**WHAT THE TASK ASKS**: Find the string "post" and gather every line that holds it.
** BEGIN EXERCISE MATERIAL **
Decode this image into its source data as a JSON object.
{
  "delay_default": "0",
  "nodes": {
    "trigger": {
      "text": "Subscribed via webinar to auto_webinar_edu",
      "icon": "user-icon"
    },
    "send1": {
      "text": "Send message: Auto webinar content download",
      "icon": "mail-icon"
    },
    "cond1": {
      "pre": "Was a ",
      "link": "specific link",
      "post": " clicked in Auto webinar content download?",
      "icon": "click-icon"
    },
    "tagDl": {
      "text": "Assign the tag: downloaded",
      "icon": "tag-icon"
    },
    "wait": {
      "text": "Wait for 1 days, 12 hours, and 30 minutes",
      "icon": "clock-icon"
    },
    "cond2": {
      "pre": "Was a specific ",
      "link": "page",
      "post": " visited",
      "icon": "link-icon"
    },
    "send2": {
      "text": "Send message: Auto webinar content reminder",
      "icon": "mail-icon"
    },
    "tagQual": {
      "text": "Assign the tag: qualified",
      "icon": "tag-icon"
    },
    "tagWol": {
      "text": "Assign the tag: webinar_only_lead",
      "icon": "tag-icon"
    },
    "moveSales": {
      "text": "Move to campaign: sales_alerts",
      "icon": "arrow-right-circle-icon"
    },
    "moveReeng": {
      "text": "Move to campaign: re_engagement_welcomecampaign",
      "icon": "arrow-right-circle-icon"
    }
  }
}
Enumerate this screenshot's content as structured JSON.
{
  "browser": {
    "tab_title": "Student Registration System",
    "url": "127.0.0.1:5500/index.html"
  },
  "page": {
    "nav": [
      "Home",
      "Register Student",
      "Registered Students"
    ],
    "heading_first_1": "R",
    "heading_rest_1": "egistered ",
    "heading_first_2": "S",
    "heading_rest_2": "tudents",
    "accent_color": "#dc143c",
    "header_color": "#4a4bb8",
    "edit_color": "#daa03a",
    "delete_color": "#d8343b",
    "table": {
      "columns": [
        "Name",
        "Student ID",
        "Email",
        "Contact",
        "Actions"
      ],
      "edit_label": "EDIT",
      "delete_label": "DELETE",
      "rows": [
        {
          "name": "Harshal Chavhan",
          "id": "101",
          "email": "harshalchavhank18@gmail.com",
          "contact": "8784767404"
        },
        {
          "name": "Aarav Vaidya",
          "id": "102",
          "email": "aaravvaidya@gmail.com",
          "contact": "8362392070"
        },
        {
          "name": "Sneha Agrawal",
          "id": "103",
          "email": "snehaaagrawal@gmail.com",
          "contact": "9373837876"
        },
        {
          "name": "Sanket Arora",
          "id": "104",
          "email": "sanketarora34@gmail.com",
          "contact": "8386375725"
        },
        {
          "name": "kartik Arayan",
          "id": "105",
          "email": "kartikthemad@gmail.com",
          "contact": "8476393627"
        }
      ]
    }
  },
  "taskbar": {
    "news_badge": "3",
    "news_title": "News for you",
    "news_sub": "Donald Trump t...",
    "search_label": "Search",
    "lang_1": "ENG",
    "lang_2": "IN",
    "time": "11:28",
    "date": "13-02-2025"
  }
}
** END EXERCISE MATERIAL **
**ANSWER TO THE EXERCISE**:
      "post": " clicked in Auto webinar content download?",
      "post": " visited",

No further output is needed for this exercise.